*TASK STATEMENT:* Render each line of the records below as a Markdown table with two columns, No. and Text, numbering the rows and omitting blank lines.

*INPUT FOR THIS TASK:*

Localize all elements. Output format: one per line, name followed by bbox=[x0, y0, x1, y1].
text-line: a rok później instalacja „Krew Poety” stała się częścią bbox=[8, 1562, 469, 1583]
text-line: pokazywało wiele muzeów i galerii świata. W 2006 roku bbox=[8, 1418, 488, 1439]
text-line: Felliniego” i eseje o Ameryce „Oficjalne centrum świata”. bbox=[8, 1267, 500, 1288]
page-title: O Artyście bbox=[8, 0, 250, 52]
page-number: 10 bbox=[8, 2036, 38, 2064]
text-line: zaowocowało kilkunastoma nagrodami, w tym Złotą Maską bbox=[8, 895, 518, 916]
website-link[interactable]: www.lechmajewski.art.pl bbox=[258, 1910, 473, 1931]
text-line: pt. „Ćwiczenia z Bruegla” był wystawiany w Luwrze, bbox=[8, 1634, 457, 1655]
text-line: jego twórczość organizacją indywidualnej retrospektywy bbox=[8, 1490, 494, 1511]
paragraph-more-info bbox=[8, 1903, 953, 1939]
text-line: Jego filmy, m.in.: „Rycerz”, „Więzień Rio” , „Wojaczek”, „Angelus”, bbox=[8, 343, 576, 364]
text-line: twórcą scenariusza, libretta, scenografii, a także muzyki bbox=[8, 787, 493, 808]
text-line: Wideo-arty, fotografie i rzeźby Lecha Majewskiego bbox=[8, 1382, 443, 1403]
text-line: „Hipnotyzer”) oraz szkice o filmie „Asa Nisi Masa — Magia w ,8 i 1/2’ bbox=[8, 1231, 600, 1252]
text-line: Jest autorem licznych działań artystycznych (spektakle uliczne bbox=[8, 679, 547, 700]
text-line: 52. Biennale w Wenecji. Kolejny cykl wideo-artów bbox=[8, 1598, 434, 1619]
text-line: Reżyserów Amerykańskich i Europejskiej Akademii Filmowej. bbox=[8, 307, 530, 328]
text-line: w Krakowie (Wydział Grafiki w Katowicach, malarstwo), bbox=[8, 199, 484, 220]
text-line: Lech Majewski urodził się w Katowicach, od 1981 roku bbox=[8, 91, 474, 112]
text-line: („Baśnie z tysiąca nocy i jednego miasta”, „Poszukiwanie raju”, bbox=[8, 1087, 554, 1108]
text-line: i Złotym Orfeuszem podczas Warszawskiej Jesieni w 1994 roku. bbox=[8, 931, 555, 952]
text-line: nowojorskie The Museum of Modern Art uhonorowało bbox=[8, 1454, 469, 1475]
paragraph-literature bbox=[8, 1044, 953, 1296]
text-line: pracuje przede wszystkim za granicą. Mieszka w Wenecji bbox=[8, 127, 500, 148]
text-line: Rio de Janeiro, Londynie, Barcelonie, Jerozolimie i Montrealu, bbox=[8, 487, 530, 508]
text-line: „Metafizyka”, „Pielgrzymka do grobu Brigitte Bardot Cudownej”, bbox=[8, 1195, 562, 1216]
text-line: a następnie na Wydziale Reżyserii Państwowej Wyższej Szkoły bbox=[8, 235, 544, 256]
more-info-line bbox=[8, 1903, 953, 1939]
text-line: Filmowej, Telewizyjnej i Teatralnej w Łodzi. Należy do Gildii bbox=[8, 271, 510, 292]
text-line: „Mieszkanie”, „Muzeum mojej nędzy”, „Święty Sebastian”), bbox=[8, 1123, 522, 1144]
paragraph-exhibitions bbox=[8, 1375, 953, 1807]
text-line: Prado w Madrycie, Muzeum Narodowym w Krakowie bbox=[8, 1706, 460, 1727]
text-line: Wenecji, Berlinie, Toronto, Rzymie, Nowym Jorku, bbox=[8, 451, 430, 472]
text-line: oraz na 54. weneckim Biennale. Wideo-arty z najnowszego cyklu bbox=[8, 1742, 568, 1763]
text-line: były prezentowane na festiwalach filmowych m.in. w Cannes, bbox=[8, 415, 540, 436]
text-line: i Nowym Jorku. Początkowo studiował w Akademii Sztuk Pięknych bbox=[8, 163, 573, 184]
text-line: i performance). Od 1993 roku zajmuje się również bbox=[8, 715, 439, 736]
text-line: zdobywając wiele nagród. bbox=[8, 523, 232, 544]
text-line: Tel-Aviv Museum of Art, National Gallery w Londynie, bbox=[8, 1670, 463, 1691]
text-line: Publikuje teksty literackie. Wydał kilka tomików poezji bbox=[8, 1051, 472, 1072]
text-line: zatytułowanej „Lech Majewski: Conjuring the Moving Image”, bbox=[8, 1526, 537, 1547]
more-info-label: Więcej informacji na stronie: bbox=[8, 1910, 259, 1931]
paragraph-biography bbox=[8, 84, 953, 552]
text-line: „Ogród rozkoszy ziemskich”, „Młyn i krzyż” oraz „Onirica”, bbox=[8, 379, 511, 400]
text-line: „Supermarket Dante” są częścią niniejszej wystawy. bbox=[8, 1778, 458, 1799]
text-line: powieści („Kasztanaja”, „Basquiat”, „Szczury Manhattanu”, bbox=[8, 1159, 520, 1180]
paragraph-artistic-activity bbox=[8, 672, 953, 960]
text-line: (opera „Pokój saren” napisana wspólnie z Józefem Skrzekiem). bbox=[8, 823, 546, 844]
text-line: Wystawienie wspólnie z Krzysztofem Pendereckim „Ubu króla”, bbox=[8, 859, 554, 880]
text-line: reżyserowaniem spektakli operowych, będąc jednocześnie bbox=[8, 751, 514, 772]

*THE OUTPUT:*
| No. | Text |
|---|---|
| 1 | Localize all elements. Output format: one per line, name followed by bbox=[x0, y0, x1, y1]. |
| 2 | text-line: a rok później instalacja „Krew Poety” stała się częścią bbox=[8, 1562, 469, 1583] |
| 3 | text-line: pokazywało wiele muzeów i galerii świata. W 2006 roku bbox=[8, 1418, 488, 1439] |
| 4 | text-line: Felliniego” i eseje o Ameryce „Oficjalne centrum świata”. bbox=[8, 1267, 500, 1288] |
| 5 | page-title: O Artyście bbox=[8, 0, 250, 52] |
| 6 | page-number: 10 bbox=[8, 2036, 38, 2064] |
| 7 | text-line: zaowocowało kilkunastoma nagrodami, w tym Złotą Maską bbox=[8, 895, 518, 916] |
| 8 | website-link[interactable]: www.lechmajewski.art.pl bbox=[258, 1910, 473, 1931] |
| 9 | text-line: pt. „Ćwiczenia z Bruegla” był wystawiany w Luwrze, bbox=[8, 1634, 457, 1655] |
| 10 | text-line: jego twórczość organizacją indywidualnej retrospektywy bbox=[8, 1490, 494, 1511] |
| 11 | paragraph-more-info bbox=[8, 1903, 953, 1939] |
| 12 | text-line: Jego filmy, m.in.: „Rycerz”, „Więzień Rio” , „Wojaczek”, „Angelus”, bbox=[8, 343, 576, 364] |
| 13 | text-line: twórcą scenariusza, libretta, scenografii, a także muzyki bbox=[8, 787, 493, 808] |
| 14 | text-line: Wideo-arty, fotografie i rzeźby Lecha Majewskiego bbox=[8, 1382, 443, 1403] |
| 15 | text-line: „Hipnotyzer”) oraz szkice o filmie „Asa Nisi Masa — Magia w ,8 i 1/2’ bbox=[8, 1231, 600, 1252] |
| 16 | text-line: Jest autorem licznych działań artystycznych (spektakle uliczne bbox=[8, 679, 547, 700] |
| 17 | text-line: 52. Biennale w Wenecji. Kolejny cykl wideo-artów bbox=[8, 1598, 434, 1619] |
| 18 | text-line: Reżyserów Amerykańskich i Europejskiej Akademii Filmowej. bbox=[8, 307, 530, 328] |
| 19 | text-line: w Krakowie (Wydział Grafiki w Katowicach, malarstwo), bbox=[8, 199, 484, 220] |
| 20 | text-line: Lech Majewski urodził się w Katowicach, od 1981 roku bbox=[8, 91, 474, 112] |
| 21 | text-line: („Baśnie z tysiąca nocy i jednego miasta”, „Poszukiwanie raju”, bbox=[8, 1087, 554, 1108] |
| 22 | text-line: i Złotym Orfeuszem podczas Warszawskiej Jesieni w 1994 roku. bbox=[8, 931, 555, 952] |
| 23 | text-line: nowojorskie The Museum of Modern Art uhonorowało bbox=[8, 1454, 469, 1475] |
| 24 | paragraph-literature bbox=[8, 1044, 953, 1296] |
| 25 | text-line: pracuje przede wszystkim za granicą. Mieszka w Wenecji bbox=[8, 127, 500, 148] |
| 26 | text-line: Rio de Janeiro, Londynie, Barcelonie, Jerozolimie i Montrealu, bbox=[8, 487, 530, 508] |
| 27 | text-line: „Metafizyka”, „Pielgrzymka do grobu Brigitte Bardot Cudownej”, bbox=[8, 1195, 562, 1216] |
| 28 | text-line: a następnie na Wydziale Reżyserii Państwowej Wyższej Szkoły bbox=[8, 235, 544, 256] |
| 29 | more-info-line bbox=[8, 1903, 953, 1939] |
| 30 | text-line: Filmowej, Telewizyjnej i Teatralnej w Łodzi. Należy do Gildii bbox=[8, 271, 510, 292] |
| 31 | text-line: „Mieszkanie”, „Muzeum mojej nędzy”, „Święty Sebastian”), bbox=[8, 1123, 522, 1144] |
| 32 | paragraph-exhibitions bbox=[8, 1375, 953, 1807] |
| 33 | text-line: Prado w Madrycie, Muzeum Narodowym w Krakowie bbox=[8, 1706, 460, 1727] |
| 34 | text-line: Wenecji, Berlinie, Toronto, Rzymie, Nowym Jorku, bbox=[8, 451, 430, 472] |
| 35 | text-line: oraz na 54. weneckim Biennale. Wideo-arty z najnowszego cyklu bbox=[8, 1742, 568, 1763] |
| 36 | text-line: były prezentowane na festiwalach filmowych m.in. w Cannes, bbox=[8, 415, 540, 436] |
| 37 | text-line: i Nowym Jorku. Początkowo studiował w Akademii Sztuk Pięknych bbox=[8, 163, 573, 184] |
| 38 | text-line: i performance). Od 1993 roku zajmuje się również bbox=[8, 715, 439, 736] |
| 39 | text-line: zdobywając wiele nagród. bbox=[8, 523, 232, 544] |
| 40 | text-line: Tel-Aviv Museum of Art, National Gallery w Londynie, bbox=[8, 1670, 463, 1691] |
| 41 | text-line: Publikuje teksty literackie. Wydał kilka tomików poezji bbox=[8, 1051, 472, 1072] |
| 42 | text-line: zatytułowanej „Lech Majewski: Conjuring the Moving Image”, bbox=[8, 1526, 537, 1547] |
| 43 | more-info-label: Więcej informacji na stronie: bbox=[8, 1910, 259, 1931] |
| 44 | paragraph-biography bbox=[8, 84, 953, 552] |
| 45 | text-line: „Ogród rozkoszy ziemskich”, „Młyn i krzyż” oraz „Onirica”, bbox=[8, 379, 511, 400] |
| 46 | text-line: „Supermarket Dante” są częścią niniejszej wystawy. bbox=[8, 1778, 458, 1799] |
| 47 | text-line: powieści („Kasztanaja”, „Basquiat”, „Szczury Manhattanu”, bbox=[8, 1159, 520, 1180] |
| 48 | paragraph-artistic-activity bbox=[8, 672, 953, 960] |
| 49 | text-line: (opera „Pokój saren” napisana wspólnie z Józefem Skrzekiem). bbox=[8, 823, 546, 844] |
| 50 | text-line: Wystawienie wspólnie z Krzysztofem Pendereckim „Ubu króla”, bbox=[8, 859, 554, 880] |
| 51 | text-line: reżyserowaniem spektakli operowych, będąc jednocześnie bbox=[8, 751, 514, 772] |